● EXERCISE
Where the word "University" occurs in a line of the data, return the whole line.

----- AVAILABLE RECORDS -----

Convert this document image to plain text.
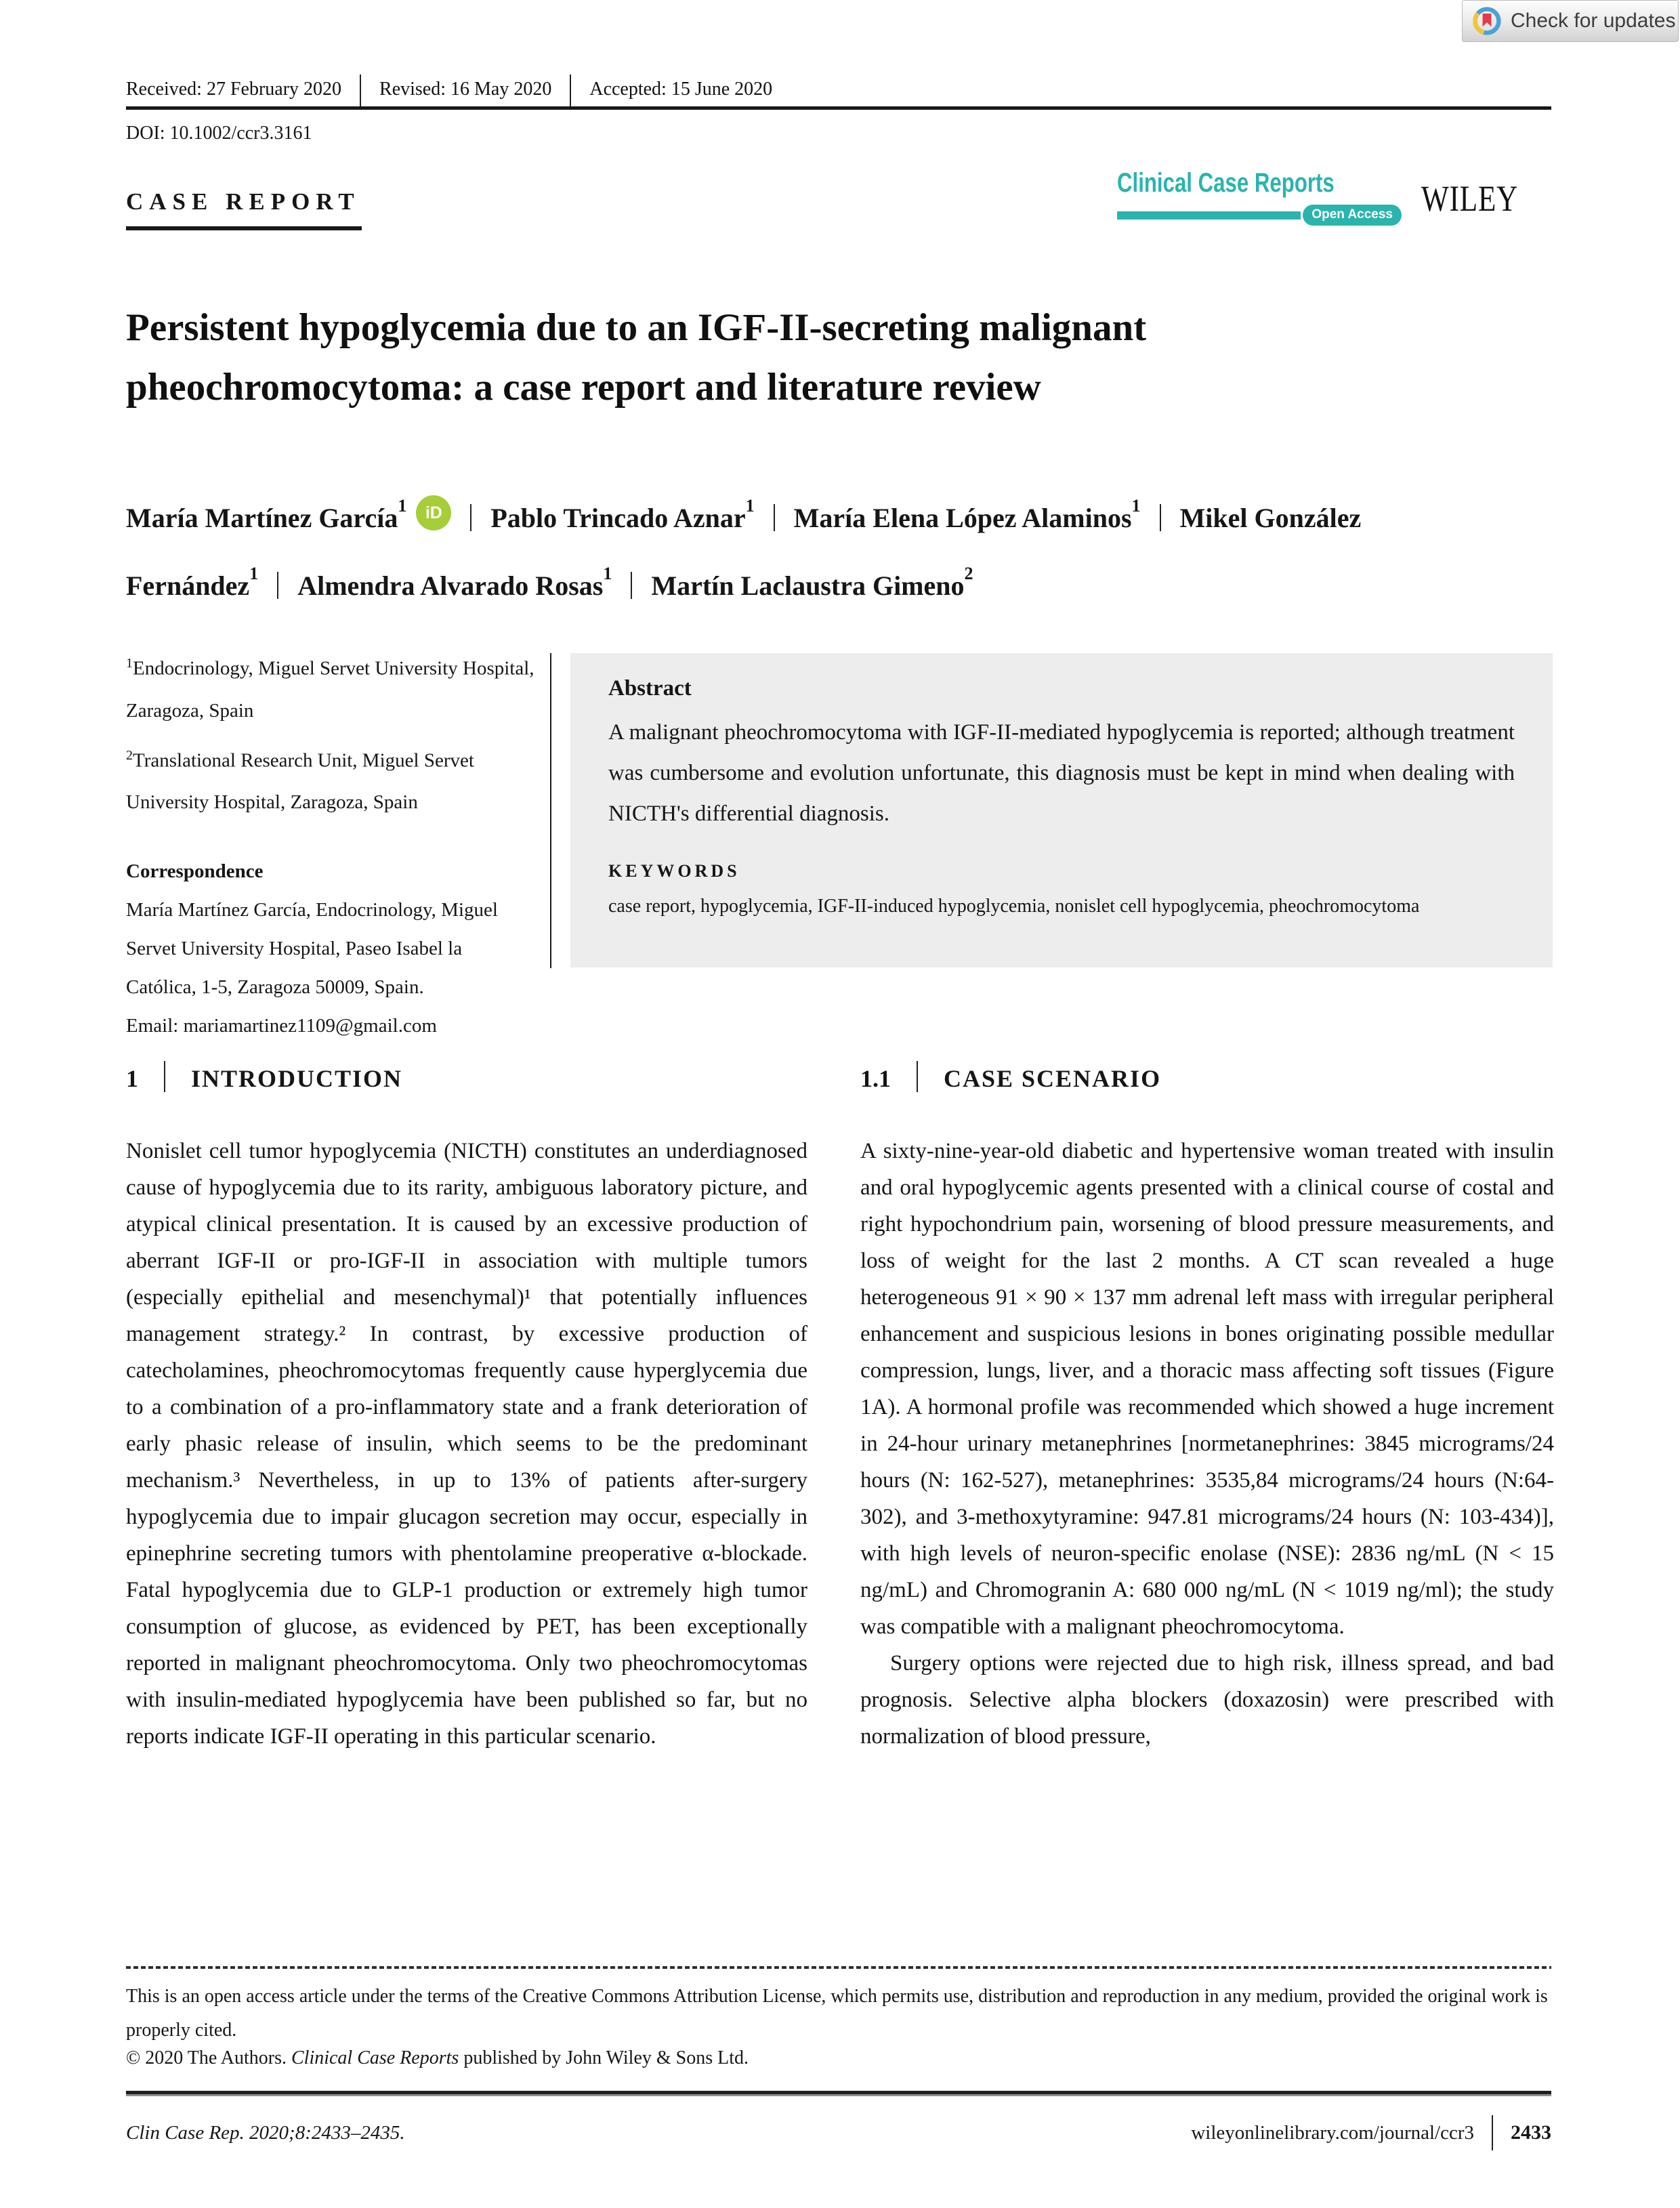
Check for updates
Received: 27 February 2020	Revised: 16 May 2020	Accepted: 15 June 2020
DOI: 10.1002/ccr3.3161
CASE REPORT
Clinical Case Reports
Open Access WILEY
Persistent hypoglycemia due to an IGF-II-secreting malignant pheochromocytoma: a case report and literature review
María Martínez García$^1$ iD Pablo Trincado Aznar$^1$ María Elena López Alaminos$^1$ Mikel González Fernández$^1$ Almendra Alvarado Rosas$^1$ Martín Laclaustra Gimeno$^2$

$^1$Endocrinology, Miguel Servet University Hospital, Zaragoza, Spain

$^2$Translational Research Unit, Miguel Servet University Hospital, Zaragoza, Spain

Correspondence
María Martínez García, Endocrinology, Miguel Servet University Hospital, Paseo Isabel la Católica, 1-5, Zaragoza 50009, Spain.
Email: mariamartinez1109@gmail.com
Abstract

A malignant pheochromocytoma with IGF-II-mediated hypoglycemia is reported; although treatment was cumbersome and evolution unfortunate, this diagnosis must be kept in mind when dealing with NICTH's differential diagnosis.

KEYWORDS

case report, hypoglycemia, IGF-II-induced hypoglycemia, nonislet cell hypoglycemia, pheochromocytoma

1 INTRODUCTION	1.1 CASE SCENARIO

Nonislet cell tumor hypoglycemia (NICTH) constitutes an underdiagnosed cause of hypoglycemia due to its rarity, ambiguous laboratory picture, and atypical clinical presentation. It is caused by an excessive production of aberrant IGF-II or pro-IGF-II in association with multiple tumors (especially epithelial and mesenchymal)¹ that potentially influences management strategy.² In contrast, by excessive production of catecholamines, pheochromocytomas frequently cause hyperglycemia due to a combination of a pro-inflammatory state and a frank deterioration of early phasic release of insulin, which seems to be the predominant mechanism.³ Nevertheless, in up to 13% of patients after-surgery hypoglycemia due to impair glucagon secretion may occur, especially in epinephrine secreting tumors with phentolamine preoperative α-blockade. Fatal hypoglycemia due to GLP-1 production or extremely high tumor consumption of glucose, as evidenced by PET, has been exceptionally reported in malignant pheochromocytoma. Only two pheochromocytomas with insulin-mediated hypoglycemia have been published so far, but no reports indicate IGF-II operating in this particular scenario.

A sixty-nine-year-old diabetic and hypertensive woman treated with insulin and oral hypoglycemic agents presented with a clinical course of costal and right hypochondrium pain, worsening of blood pressure measurements, and loss of weight for the last 2 months. A CT scan revealed a huge heterogeneous 91 × 90 × 137 mm adrenal left mass with irregular peripheral enhancement and suspicious lesions in bones originating possible medullar compression, lungs, liver, and a thoracic mass affecting soft tissues (Figure 1A). A hormonal profile was recommended which showed a huge increment in 24-hour urinary metanephrines [normetanephrines: 3845 micrograms/24 hours (N: 162-527), metanephrines: 3535,84 micrograms/24 hours (N:64-302), and 3-methoxytyramine: 947.81 micrograms/24 hours (N: 103-434)], with high levels of neuron-specific enolase (NSE): 2836 ng/mL (N < 15 ng/mL) and Chromogranin A: 680 000 ng/mL (N < 1019 ng/ml); the study was compatible with a malignant pheochromocytoma.

Surgery options were rejected due to high risk, illness spread, and bad prognosis. Selective alpha blockers (doxazosin) were prescribed with normalization of blood pressure,

This is an open access article under the terms of the Creative Commons Attribution License, which permits use, distribution and reproduction in any medium, provided the original work is properly cited.
© 2020 The Authors. Clinical Case Reports published by John Wiley & Sons Ltd.
Clin Case Rep. 2020;8:2433–2435.	wileyonlinelibrary.com/journal/ccr3 2433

-----

● RESPONSE AREA
$^1$Endocrinology, Miguel Servet University Hospital, Zaragoza, Spain
$^2$Translational Research Unit, Miguel Servet University Hospital, Zaragoza, Spain
María Martínez García, Endocrinology, Miguel Servet University Hospital, Paseo Isabel la Católica, 1-5, Zaragoza 50009, Spain.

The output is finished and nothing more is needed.